STATED PROBLEM:
Determine which lines of the records include the word "getekende", and copy them.

(Stored items from a collection)
>> START

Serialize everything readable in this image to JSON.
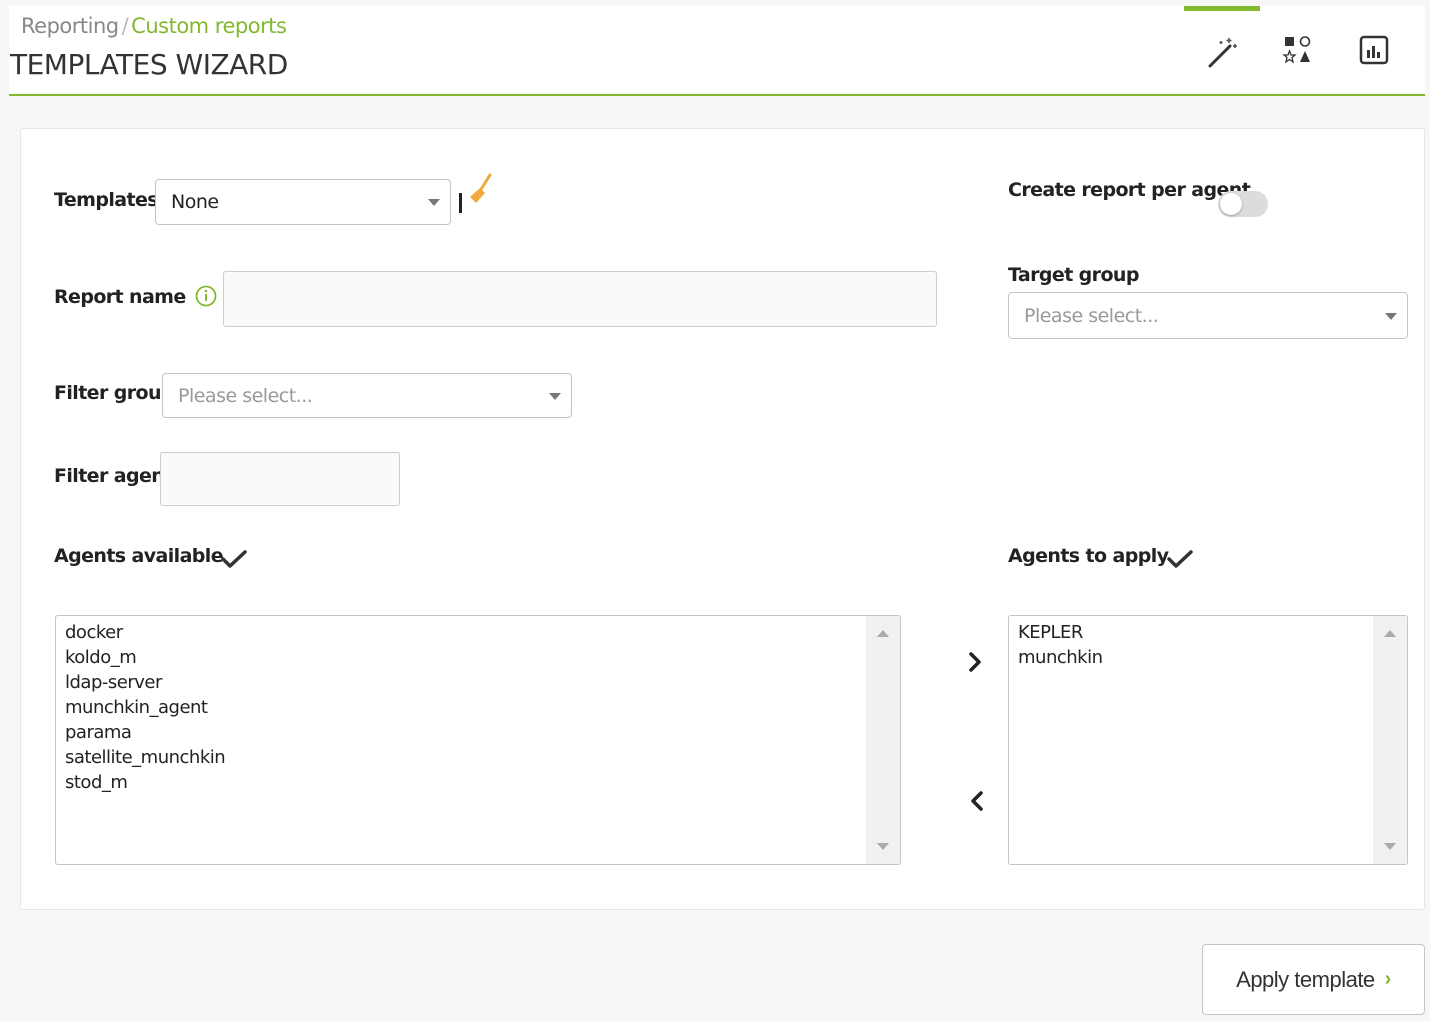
{
  "header": {
    "breadcrumb_parent": "Reporting",
    "breadcrumb_separator": "/",
    "breadcrumb_current": "Custom reports",
    "title": "TEMPLATES WIZARD",
    "tabs": [
      {
        "icon": "magic-wand-icon",
        "active": true
      },
      {
        "icon": "shapes-icon",
        "active": false
      },
      {
        "icon": "report-icon",
        "active": false
      }
    ]
  },
  "form": {
    "templates_label": "Templates",
    "templates_value": "None",
    "report_name_label": "Report name",
    "report_name_value": "",
    "filter_group_label": "Filter group",
    "filter_group_placeholder": "Please select...",
    "filter_agent_label": "Filter agent",
    "filter_agent_value": "",
    "create_per_agent_label": "Create report per agent",
    "create_per_agent_enabled": false,
    "target_group_label": "Target group",
    "target_group_placeholder": "Please select...",
    "agents_available_label": "Agents available",
    "agents_to_apply_label": "Agents to apply",
    "agents_available": [
      "docker",
      "koldo_m",
      "ldap-server",
      "munchkin_agent",
      "parama",
      "satellite_munchkin",
      "stod_m"
    ],
    "agents_to_apply": [
      "KEPLER",
      "munchkin"
    ]
  },
  "actions": {
    "apply_label": "Apply template",
    "apply_chevron": "›"
  },
  "colors": {
    "accent": "#82b92e",
    "clear_icon": "#f2a93b"
  }
}
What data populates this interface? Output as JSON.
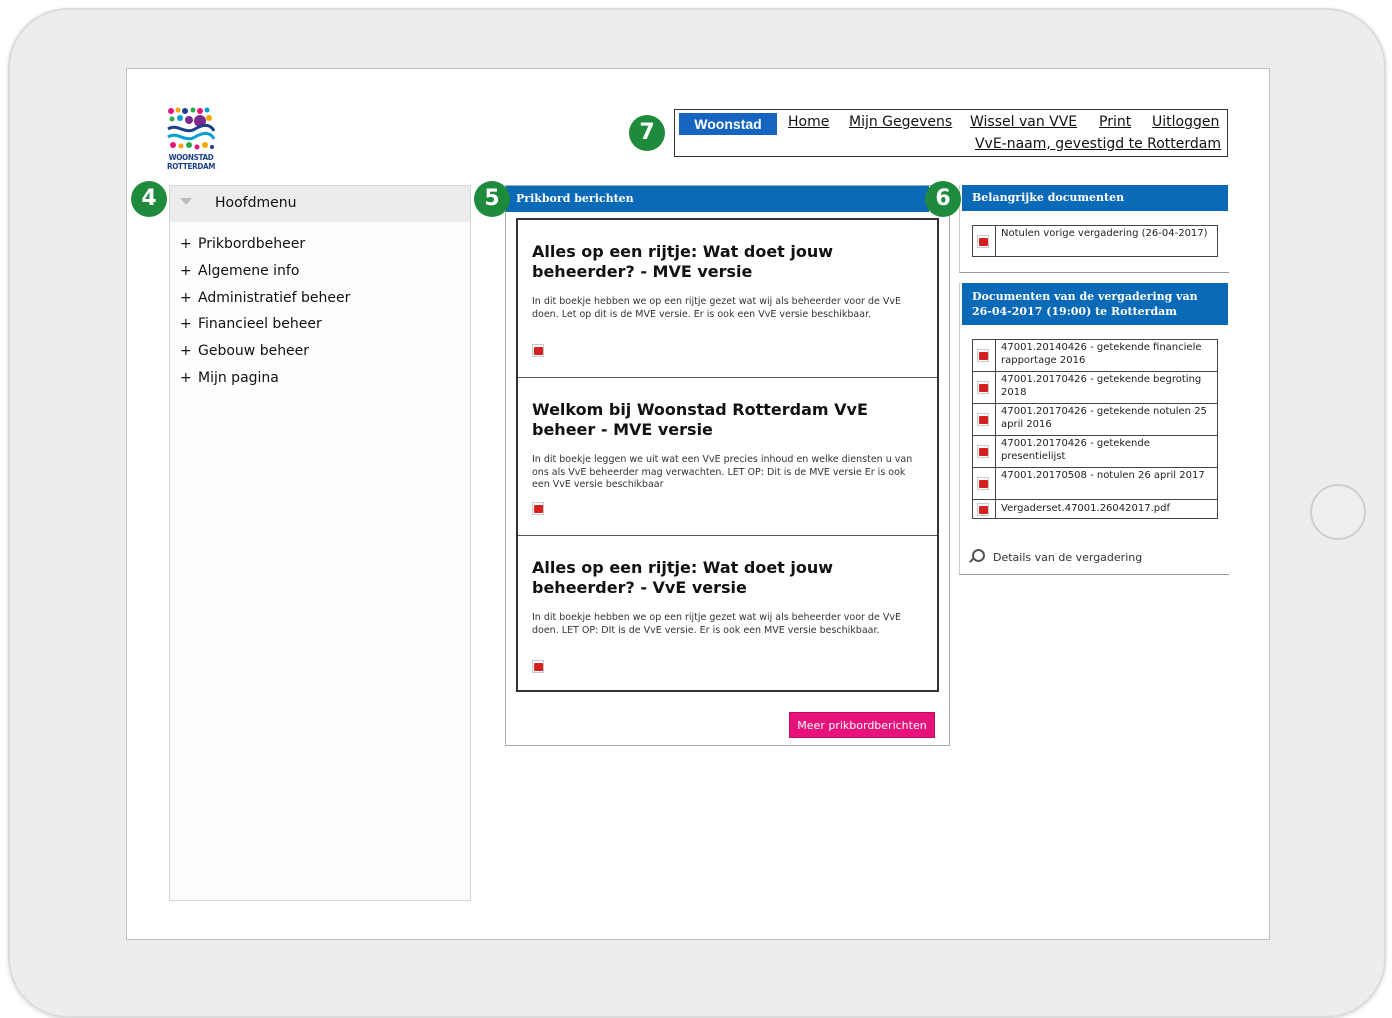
{
  "logo": {
    "text_line1": "WOONSTAD",
    "text_line2": "ROTTERDAM"
  },
  "badges": {
    "sidebar": "4",
    "prikbord": "5",
    "documenten": "6",
    "nav": "7"
  },
  "nav": {
    "brand": "Woonstad",
    "links": [
      "Home",
      "Mijn Gegevens",
      "Wissel van VVE",
      "Print",
      "Uitloggen"
    ],
    "subtitle": "VvE-naam, gevestigd te Rotterdam"
  },
  "sidebar": {
    "title": "Hoofdmenu",
    "items": [
      {
        "plus": "+",
        "label": "Prikbordbeheer"
      },
      {
        "plus": "+",
        "label": "Algemene info"
      },
      {
        "plus": "+",
        "label": "Administratief beheer"
      },
      {
        "plus": "+",
        "label": "Financieel beheer"
      },
      {
        "plus": "+",
        "label": "Gebouw beheer"
      },
      {
        "plus": "+",
        "label": "Mijn pagina"
      }
    ]
  },
  "prikbord": {
    "header": "Prikbord berichten",
    "items": [
      {
        "title": "Alles op een rijtje: Wat doet jouw beheerder? - MVE versie",
        "text": "In dit boekje hebben we op een rijtje gezet wat wij als beheerder voor de VvE doen. Let op dit is de MVE versie. Er is ook een VvE versie beschikbaar."
      },
      {
        "title": "Welkom bij Woonstad Rotterdam VvE beheer - MVE versie",
        "text": "In dit boekje leggen we uit wat een VvE precies inhoud en welke diensten u van ons als VvE beheerder mag verwachten. LET OP: Dit is de MVE versie Er is ook een VvE versie beschikbaar"
      },
      {
        "title": "Alles op een rijtje: Wat doet jouw beheerder? - VvE versie",
        "text": "In dit boekje hebben we op een rijtje gezet wat wij als beheerder voor de VvE doen. LET OP: DIt is de VvE versie. Er is ook een MVE versie beschikbaar."
      }
    ],
    "more_button": "Meer prikbordberichten"
  },
  "belangrijke": {
    "header": "Belangrijke documenten",
    "docs": [
      "Notulen vorige vergadering (26-04-2017)"
    ]
  },
  "vergadering": {
    "header_line1": "Documenten van de vergadering van",
    "header_line2": "26-04-2017 (19:00) te Rotterdam",
    "docs": [
      "47001.20140426 - getekende financiele rapportage 2016",
      "47001.20170426 - getekende begroting 2018",
      "47001.20170426 - getekende notulen 25 april 2016",
      "47001.20170426 - getekende presentielijst",
      "47001.20170508 - notulen 26 april 2017",
      "Vergaderset.47001.26042017.pdf"
    ],
    "details_label": "Details van de vergadering"
  },
  "colors": {
    "accent_blue": "#0b6ab8",
    "brand_blue": "#1565c0",
    "badge_green": "#1d8a3c",
    "button_pink": "#e8137a"
  }
}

>> END

WORKED SOLUTION:
      "47001.20140426 - getekende financiele rapportage 2016",
      "47001.20170426 - getekende begroting 2018",
      "47001.20170426 - getekende notulen 25 april 2016",
      "47001.20170426 - getekende presentielijst",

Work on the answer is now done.